## Required task
Within the data that follows, how many lines carry the string "title"? Give the number alone.

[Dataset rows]

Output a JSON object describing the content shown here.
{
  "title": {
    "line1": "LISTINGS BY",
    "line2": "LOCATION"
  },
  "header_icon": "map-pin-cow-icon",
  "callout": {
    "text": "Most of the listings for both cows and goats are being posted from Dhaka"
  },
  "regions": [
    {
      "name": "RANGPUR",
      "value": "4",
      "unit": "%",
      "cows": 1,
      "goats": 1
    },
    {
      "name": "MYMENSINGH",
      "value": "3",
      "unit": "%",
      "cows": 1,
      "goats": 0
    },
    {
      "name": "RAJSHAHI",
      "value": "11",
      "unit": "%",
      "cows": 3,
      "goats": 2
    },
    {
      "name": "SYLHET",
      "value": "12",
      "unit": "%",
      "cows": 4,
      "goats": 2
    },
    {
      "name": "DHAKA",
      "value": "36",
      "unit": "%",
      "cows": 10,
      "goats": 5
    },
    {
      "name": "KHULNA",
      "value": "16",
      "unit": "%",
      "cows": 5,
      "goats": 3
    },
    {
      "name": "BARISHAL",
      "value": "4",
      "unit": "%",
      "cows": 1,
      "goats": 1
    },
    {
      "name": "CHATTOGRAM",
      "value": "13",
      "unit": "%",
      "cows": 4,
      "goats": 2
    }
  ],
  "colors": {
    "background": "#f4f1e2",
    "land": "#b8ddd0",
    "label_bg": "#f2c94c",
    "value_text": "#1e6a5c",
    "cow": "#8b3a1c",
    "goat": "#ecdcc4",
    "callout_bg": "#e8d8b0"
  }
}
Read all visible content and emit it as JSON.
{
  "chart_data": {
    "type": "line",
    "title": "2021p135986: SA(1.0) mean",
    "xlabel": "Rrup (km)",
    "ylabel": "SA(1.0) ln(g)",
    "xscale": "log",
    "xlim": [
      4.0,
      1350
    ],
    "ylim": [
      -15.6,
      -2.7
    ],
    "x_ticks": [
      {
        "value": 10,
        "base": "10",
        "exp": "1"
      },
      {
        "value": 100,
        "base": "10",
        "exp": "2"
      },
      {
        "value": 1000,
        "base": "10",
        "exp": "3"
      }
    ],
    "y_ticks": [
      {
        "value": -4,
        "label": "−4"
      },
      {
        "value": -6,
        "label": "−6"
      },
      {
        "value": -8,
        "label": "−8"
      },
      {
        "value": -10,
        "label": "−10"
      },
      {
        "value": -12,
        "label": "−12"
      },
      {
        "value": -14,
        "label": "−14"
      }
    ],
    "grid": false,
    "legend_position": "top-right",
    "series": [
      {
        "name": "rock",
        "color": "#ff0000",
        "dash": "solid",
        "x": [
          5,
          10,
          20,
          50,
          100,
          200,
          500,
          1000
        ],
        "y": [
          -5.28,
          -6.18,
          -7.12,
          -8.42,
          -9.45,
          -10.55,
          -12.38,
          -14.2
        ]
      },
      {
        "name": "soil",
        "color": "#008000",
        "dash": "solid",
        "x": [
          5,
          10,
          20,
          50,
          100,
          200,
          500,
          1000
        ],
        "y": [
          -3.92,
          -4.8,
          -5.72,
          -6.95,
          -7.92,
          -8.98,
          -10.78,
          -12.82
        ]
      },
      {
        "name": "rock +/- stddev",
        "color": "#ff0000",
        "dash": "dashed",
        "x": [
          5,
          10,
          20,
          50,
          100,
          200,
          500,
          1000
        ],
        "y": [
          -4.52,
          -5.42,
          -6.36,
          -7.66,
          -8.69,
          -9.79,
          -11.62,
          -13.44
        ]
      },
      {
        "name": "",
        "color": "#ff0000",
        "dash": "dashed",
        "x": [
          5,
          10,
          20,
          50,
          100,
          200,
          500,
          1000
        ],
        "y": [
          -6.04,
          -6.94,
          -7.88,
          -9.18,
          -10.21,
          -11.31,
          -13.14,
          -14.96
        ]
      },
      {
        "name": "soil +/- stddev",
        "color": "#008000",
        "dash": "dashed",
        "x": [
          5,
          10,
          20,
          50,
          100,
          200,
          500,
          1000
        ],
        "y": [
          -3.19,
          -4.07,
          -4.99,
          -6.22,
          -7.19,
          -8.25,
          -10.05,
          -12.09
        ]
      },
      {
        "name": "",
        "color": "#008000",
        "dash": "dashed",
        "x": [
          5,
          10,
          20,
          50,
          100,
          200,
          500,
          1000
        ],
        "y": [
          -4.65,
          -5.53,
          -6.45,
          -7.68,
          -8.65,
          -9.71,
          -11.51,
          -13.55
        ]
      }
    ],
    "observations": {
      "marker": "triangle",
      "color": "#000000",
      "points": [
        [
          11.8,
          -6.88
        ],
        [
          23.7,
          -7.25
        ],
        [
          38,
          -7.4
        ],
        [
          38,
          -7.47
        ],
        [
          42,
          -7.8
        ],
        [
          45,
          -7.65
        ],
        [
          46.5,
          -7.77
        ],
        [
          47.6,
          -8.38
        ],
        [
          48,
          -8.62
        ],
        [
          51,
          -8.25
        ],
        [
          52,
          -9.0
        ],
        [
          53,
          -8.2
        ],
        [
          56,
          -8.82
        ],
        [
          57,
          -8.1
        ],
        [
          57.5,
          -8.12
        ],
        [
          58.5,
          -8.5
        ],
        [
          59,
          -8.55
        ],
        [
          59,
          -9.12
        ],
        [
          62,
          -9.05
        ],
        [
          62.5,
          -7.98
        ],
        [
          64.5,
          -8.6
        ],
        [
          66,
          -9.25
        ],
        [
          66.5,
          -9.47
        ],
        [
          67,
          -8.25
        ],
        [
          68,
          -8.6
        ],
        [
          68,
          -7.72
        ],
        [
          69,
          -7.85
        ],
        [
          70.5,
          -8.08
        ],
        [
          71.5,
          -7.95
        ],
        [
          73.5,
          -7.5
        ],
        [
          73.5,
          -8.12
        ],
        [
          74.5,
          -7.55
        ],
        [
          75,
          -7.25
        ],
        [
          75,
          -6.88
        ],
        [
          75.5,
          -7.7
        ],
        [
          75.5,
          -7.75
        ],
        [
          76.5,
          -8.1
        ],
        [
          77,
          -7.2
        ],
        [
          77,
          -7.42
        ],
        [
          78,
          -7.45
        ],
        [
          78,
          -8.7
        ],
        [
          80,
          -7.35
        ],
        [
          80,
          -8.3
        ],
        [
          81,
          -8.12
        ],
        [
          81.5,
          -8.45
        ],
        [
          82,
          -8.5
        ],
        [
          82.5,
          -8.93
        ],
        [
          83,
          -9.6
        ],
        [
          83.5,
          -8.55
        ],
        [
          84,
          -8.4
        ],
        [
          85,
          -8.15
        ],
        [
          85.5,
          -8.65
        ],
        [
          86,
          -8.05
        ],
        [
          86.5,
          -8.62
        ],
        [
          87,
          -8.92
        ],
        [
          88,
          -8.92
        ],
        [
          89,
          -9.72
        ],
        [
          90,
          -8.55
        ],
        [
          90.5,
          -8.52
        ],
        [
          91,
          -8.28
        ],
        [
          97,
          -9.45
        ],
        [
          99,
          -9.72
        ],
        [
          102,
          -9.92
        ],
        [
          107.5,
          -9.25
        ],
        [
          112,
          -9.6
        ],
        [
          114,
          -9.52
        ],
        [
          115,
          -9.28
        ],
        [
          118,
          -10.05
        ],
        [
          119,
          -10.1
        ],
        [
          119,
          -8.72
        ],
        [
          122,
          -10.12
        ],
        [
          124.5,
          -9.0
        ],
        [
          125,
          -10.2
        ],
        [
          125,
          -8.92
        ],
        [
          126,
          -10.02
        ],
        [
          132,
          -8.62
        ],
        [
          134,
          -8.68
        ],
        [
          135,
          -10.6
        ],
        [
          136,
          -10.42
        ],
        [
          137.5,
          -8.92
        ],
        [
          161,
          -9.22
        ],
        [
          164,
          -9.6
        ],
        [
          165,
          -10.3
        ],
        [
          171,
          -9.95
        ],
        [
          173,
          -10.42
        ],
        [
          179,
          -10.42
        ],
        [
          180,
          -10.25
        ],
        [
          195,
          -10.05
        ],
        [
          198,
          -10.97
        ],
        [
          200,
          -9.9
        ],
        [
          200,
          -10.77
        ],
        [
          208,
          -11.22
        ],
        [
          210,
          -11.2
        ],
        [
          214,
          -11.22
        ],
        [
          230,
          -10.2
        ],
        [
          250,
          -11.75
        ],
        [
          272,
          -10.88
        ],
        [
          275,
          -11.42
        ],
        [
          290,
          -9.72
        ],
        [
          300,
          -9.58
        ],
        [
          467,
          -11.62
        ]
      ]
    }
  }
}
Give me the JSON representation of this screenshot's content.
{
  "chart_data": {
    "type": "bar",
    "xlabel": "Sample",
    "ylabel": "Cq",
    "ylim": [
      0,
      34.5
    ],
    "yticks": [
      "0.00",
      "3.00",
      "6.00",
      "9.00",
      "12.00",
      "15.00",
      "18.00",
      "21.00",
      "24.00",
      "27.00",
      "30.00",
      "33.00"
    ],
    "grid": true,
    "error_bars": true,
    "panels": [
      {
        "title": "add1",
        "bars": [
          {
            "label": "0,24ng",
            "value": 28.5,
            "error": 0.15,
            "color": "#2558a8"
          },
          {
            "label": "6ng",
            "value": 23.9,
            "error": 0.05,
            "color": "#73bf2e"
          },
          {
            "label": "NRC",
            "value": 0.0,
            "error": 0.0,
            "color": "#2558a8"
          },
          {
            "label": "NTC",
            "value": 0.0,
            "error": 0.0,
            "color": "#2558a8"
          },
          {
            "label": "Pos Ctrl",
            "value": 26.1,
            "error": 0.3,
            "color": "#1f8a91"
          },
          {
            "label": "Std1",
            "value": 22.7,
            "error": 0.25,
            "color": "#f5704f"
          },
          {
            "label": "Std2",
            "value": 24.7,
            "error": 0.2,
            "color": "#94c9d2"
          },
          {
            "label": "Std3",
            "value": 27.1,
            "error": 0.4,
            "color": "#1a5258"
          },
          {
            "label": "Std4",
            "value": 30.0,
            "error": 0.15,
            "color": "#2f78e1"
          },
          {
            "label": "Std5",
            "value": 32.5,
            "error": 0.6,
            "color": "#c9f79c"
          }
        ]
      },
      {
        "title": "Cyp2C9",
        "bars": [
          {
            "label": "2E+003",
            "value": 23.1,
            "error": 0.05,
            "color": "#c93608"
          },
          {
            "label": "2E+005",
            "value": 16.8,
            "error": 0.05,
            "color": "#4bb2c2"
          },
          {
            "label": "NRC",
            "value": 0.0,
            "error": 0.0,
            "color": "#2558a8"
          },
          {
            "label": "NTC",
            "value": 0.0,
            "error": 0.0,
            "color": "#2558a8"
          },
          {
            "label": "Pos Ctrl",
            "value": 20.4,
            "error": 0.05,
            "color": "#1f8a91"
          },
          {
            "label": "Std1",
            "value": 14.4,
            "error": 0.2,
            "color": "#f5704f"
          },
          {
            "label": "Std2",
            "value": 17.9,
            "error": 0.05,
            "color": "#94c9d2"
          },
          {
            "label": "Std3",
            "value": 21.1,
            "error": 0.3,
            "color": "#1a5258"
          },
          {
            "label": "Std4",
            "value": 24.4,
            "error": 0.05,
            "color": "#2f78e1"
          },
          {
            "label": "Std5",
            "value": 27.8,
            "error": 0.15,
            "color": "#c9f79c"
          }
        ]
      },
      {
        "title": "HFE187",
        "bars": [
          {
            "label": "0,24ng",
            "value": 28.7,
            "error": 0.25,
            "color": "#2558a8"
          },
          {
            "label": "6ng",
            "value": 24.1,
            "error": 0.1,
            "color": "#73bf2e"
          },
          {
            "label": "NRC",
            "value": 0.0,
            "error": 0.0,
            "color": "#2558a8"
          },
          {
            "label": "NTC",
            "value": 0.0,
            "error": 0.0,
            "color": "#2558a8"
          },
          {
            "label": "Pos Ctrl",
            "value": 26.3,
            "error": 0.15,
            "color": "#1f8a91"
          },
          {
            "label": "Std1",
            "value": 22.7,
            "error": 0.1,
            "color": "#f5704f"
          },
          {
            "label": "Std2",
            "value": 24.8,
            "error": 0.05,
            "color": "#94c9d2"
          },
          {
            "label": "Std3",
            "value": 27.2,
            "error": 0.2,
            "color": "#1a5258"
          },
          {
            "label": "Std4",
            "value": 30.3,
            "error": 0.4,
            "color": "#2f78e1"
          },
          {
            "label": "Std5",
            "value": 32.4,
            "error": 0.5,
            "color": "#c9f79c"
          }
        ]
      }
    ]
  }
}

## Solution below
5